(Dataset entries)

==========

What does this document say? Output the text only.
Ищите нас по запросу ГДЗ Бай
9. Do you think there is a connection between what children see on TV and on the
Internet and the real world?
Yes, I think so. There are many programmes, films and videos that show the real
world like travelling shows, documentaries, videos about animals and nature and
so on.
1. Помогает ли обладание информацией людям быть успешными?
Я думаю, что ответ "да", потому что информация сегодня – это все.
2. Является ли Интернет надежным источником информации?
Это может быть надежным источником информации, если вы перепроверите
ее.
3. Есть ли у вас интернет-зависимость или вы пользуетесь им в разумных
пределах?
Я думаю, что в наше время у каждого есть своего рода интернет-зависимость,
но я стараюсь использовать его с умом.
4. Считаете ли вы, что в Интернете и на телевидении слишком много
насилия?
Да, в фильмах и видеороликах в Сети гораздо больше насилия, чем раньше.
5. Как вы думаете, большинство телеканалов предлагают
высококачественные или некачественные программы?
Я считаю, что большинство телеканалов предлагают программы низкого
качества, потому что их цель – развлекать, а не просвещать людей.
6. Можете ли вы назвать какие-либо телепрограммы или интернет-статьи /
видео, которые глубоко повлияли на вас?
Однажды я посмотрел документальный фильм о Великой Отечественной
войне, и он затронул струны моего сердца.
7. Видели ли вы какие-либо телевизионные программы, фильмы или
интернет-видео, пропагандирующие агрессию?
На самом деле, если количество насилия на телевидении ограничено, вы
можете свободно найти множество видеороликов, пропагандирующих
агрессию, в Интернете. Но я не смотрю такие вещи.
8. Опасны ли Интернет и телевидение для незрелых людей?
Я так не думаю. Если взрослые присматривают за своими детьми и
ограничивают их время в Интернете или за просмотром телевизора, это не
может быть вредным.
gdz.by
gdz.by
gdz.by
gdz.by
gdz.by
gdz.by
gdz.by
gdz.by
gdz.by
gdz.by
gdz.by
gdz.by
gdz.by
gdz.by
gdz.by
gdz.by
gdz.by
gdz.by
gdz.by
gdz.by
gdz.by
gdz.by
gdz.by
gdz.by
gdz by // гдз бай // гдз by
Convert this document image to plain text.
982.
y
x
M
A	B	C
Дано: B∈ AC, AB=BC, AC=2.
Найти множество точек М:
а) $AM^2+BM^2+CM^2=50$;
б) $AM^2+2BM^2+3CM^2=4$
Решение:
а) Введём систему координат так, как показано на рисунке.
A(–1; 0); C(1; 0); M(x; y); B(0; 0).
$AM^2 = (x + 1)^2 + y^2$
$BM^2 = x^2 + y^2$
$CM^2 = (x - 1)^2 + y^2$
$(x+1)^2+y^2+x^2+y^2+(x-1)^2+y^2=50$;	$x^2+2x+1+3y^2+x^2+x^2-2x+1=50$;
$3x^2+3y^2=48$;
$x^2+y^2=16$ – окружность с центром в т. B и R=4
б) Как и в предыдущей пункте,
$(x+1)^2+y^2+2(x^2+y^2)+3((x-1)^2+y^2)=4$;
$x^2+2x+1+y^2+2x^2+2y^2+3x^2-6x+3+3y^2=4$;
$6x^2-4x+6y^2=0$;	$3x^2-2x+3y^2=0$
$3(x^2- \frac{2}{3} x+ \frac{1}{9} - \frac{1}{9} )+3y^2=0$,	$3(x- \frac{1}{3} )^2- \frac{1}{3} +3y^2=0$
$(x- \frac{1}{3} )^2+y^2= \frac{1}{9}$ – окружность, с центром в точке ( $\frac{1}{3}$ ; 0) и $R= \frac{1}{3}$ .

==========

Exercise instructions — In the entries above, identify each line that includes the string "большинство", then copy it.

Solution for this problem —
5. Как вы думаете, большинство телеканалов предлагают
Я считаю, что большинство телеканалов предлагают программы низкого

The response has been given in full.